+++ RECORDED INFORMATION

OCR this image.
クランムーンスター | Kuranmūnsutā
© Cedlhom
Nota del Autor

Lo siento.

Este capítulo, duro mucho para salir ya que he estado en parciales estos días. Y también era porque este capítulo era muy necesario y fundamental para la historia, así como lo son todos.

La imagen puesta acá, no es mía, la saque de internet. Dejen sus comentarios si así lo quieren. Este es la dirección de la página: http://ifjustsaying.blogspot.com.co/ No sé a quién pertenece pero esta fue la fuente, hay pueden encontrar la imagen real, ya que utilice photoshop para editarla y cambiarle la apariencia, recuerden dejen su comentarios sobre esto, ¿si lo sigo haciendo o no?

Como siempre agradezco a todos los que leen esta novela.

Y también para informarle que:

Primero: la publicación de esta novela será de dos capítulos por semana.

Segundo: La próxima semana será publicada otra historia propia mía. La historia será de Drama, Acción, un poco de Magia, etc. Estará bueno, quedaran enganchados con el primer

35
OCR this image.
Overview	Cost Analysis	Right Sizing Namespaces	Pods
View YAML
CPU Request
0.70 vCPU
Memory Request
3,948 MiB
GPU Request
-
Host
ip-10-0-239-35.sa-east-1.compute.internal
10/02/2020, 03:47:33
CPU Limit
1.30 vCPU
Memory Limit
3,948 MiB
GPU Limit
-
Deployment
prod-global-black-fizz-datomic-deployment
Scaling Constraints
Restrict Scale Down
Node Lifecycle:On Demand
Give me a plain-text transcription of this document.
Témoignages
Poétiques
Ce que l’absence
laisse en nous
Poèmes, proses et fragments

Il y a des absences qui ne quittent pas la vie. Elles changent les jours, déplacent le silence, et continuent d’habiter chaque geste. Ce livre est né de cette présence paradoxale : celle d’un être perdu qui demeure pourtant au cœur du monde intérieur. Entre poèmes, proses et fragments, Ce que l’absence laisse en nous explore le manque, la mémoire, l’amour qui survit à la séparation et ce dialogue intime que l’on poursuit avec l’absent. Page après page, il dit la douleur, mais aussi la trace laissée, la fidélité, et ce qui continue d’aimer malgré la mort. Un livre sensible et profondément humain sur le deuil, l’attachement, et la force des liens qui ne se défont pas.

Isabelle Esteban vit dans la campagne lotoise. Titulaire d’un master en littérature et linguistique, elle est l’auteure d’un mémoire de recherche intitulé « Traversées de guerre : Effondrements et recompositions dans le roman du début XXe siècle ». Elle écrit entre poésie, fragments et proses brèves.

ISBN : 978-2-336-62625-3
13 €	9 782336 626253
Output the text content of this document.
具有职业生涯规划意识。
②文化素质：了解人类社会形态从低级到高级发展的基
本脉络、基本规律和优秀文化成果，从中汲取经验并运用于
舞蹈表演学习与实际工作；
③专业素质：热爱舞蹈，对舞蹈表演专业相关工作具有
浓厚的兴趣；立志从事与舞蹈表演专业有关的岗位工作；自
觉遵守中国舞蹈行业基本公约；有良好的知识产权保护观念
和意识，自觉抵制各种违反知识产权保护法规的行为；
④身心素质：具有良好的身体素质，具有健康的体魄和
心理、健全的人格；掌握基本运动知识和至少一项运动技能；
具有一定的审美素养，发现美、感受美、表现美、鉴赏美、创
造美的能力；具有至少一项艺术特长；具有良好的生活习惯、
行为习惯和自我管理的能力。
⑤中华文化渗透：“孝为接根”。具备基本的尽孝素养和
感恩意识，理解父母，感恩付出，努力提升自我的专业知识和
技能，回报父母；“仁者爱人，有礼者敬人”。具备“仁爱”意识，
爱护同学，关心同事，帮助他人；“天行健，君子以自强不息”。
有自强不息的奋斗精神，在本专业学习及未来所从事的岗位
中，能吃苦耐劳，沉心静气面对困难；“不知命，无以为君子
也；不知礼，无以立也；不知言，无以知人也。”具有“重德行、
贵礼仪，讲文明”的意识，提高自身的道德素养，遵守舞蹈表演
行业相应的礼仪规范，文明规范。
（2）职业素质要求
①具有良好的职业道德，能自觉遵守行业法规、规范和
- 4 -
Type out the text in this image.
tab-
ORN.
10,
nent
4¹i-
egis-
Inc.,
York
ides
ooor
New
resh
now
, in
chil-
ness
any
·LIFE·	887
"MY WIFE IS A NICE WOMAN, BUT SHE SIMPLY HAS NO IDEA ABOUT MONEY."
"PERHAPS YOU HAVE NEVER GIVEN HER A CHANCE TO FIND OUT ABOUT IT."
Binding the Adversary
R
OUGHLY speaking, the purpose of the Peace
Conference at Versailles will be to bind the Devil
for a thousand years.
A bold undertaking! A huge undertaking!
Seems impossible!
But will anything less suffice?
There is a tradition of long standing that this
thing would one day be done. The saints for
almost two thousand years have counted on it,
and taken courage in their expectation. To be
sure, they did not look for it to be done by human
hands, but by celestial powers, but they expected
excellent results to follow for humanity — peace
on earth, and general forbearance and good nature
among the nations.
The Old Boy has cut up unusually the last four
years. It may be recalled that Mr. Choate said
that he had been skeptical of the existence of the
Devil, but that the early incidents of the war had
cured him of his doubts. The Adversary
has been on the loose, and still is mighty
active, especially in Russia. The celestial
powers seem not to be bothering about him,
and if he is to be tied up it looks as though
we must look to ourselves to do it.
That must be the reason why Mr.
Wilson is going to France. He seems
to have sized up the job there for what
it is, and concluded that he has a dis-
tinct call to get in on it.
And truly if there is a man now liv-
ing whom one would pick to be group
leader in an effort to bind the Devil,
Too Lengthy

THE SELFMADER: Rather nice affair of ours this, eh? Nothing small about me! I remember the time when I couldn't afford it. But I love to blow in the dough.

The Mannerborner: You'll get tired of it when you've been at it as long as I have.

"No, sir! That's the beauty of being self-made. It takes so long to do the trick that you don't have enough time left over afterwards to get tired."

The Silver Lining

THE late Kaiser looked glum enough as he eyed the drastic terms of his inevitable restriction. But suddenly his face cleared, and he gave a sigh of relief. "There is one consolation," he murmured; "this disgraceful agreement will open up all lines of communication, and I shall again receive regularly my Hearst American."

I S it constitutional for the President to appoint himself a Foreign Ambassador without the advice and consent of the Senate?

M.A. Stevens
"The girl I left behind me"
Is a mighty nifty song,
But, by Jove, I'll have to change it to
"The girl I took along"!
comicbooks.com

++++++

» WORK TO BE COMPLETED: Please reproduce each line exactly as written.

» SOLVED PROBLEM:
OCR this image.
クランムーンスター | Kuranmūnsutā
© Cedlhom
Nota del Autor

Lo siento.

Este capítulo, duro mucho para salir ya que he estado en parciales estos días. Y también era porque este capítulo era muy necesario y fundamental para la historia, así como lo son todos.

La imagen puesta acá, no es mía, la saque de internet. Dejen sus comentarios si así lo quieren. Este es la dirección de la página: http://ifjustsaying.blogspot.com.co/ No sé a quién pertenece pero esta fue la fuente, hay pueden encontrar la imagen real, ya que utilice photoshop para editarla y cambiarle la apariencia, recuerden dejen su comentarios sobre esto, ¿si lo sigo haciendo o no?

Como siempre agradezco a todos los que leen esta novela.

Y también para informarle que:

Primero: la publicación de esta novela será de dos capítulos por semana.

Segundo: La próxima semana será publicada otra historia propia mía. La historia será de Drama, Acción, un poco de Magia, etc. Estará bueno, quedaran enganchados con el primer

35
OCR this image.
Overview	Cost Analysis	Right Sizing Namespaces	Pods
View YAML
CPU Request
0.70 vCPU
Memory Request
3,948 MiB
GPU Request
-
Host
ip-10-0-239-35.sa-east-1.compute.internal
10/02/2020, 03:47:33
CPU Limit
1.30 vCPU
Memory Limit
3,948 MiB
GPU Limit
-
Deployment
prod-global-black-fizz-datomic-deployment
Scaling Constraints
Restrict Scale Down
Node Lifecycle:On Demand
Give me a plain-text transcription of this document.
Témoignages
Poétiques
Ce que l’absence
laisse en nous
Poèmes, proses et fragments

Il y a des absences qui ne quittent pas la vie. Elles changent les jours, déplacent le silence, et continuent d’habiter chaque geste. Ce livre est né de cette présence paradoxale : celle d’un être perdu qui demeure pourtant au cœur du monde intérieur. Entre poèmes, proses et fragments, Ce que l’absence laisse en nous explore le manque, la mémoire, l’amour qui survit à la séparation et ce dialogue intime que l’on poursuit avec l’absent. Page après page, il dit la douleur, mais aussi la trace laissée, la fidélité, et ce qui continue d’aimer malgré la mort. Un livre sensible et profondément humain sur le deuil, l’attachement, et la force des liens qui ne se défont pas.

Isabelle Esteban vit dans la campagne lotoise. Titulaire d’un master en littérature et linguistique, elle est l’auteure d’un mémoire de recherche intitulé « Traversées de guerre : Effondrements et recompositions dans le roman du début XXe siècle ». Elle écrit entre poésie, fragments et proses brèves.

ISBN : 978-2-336-62625-3
13 €	9 782336 626253
Output the text content of this document.
具有职业生涯规划意识。
②文化素质：了解人类社会形态从低级到高级发展的基
本脉络、基本规律和优秀文化成果，从中汲取经验并运用于
舞蹈表演学习与实际工作；
③专业素质：热爱舞蹈，对舞蹈表演专业相关工作具有
浓厚的兴趣；立志从事与舞蹈表演专业有关的岗位工作；自
觉遵守中国舞蹈行业基本公约；有良好的知识产权保护观念
和意识，自觉抵制各种违反知识产权保护法规的行为；
④身心素质：具有良好的身体素质，具有健康的体魄和
心理、健全的人格；掌握基本运动知识和至少一项运动技能；
具有一定的审美素养，发现美、感受美、表现美、鉴赏美、创
造美的能力；具有至少一项艺术特长；具有良好的生活习惯、
行为习惯和自我管理的能力。
⑤中华文化渗透：“孝为接根”。具备基本的尽孝素养和
感恩意识，理解父母，感恩付出，努力提升自我的专业知识和
技能，回报父母；“仁者爱人，有礼者敬人”。具备“仁爱”意识，
爱护同学，关心同事，帮助他人；“天行健，君子以自强不息”。
有自强不息的奋斗精神，在本专业学习及未来所从事的岗位
中，能吃苦耐劳，沉心静气面对困难；“不知命，无以为君子
也；不知礼，无以立也；不知言，无以知人也。”具有“重德行、
贵礼仪，讲文明”的意识，提高自身的道德素养，遵守舞蹈表演
行业相应的礼仪规范，文明规范。
（2）职业素质要求
①具有良好的职业道德，能自觉遵守行业法规、规范和
- 4 -
Type out the text in this image.
tab-
ORN.
10,
nent
4¹i-
egis-
Inc.,
York
ides
ooor
New
resh
now
, in
chil-
ness
any
·LIFE·	887
"MY WIFE IS A NICE WOMAN, BUT SHE SIMPLY HAS NO IDEA ABOUT MONEY."
"PERHAPS YOU HAVE NEVER GIVEN HER A CHANCE TO FIND OUT ABOUT IT."
Binding the Adversary
R
OUGHLY speaking, the purpose of the Peace
Conference at Versailles will be to bind the Devil
for a thousand years.
A bold undertaking! A huge undertaking!
Seems impossible!
But will anything less suffice?
There is a tradition of long standing that this
thing would one day be done. The saints for
almost two thousand years have counted on it,
and taken courage in their expectation. To be
sure, they did not look for it to be done by human
hands, but by celestial powers, but they expected
excellent results to follow for humanity — peace
on earth, and general forbearance and good nature
among the nations.
The Old Boy has cut up unusually the last four
years. It may be recalled that Mr. Choate said
that he had been skeptical of the existence of the
Devil, but that the early incidents of the war had
cured him of his doubts. The Adversary
has been on the loose, and still is mighty
active, especially in Russia. The celestial
powers seem not to be bothering about him,
and if he is to be tied up it looks as though
we must look to ourselves to do it.
That must be the reason why Mr.
Wilson is going to France. He seems
to have sized up the job there for what
it is, and concluded that he has a dis-
tinct call to get in on it.
And truly if there is a man now liv-
ing whom one would pick to be group
leader in an effort to bind the Devil,
Too Lengthy

THE SELFMADER: Rather nice affair of ours this, eh? Nothing small about me! I remember the time when I couldn't afford it. But I love to blow in the dough.

The Mannerborner: You'll get tired of it when you've been at it as long as I have.

"No, sir! That's the beauty of being self-made. It takes so long to do the trick that you don't have enough time left over afterwards to get tired."

The Silver Lining

THE late Kaiser looked glum enough as he eyed the drastic terms of his inevitable restriction. But suddenly his face cleared, and he gave a sigh of relief. "There is one consolation," he murmured; "this disgraceful agreement will open up all lines of communication, and I shall again receive regularly my Hearst American."

I S it constitutional for the President to appoint himself a Foreign Ambassador without the advice and consent of the Senate?

M.A. Stevens
"The girl I left behind me"
Is a mighty nifty song,
But, by Jove, I'll have to change it to
"The girl I took along"!
comicbooks.com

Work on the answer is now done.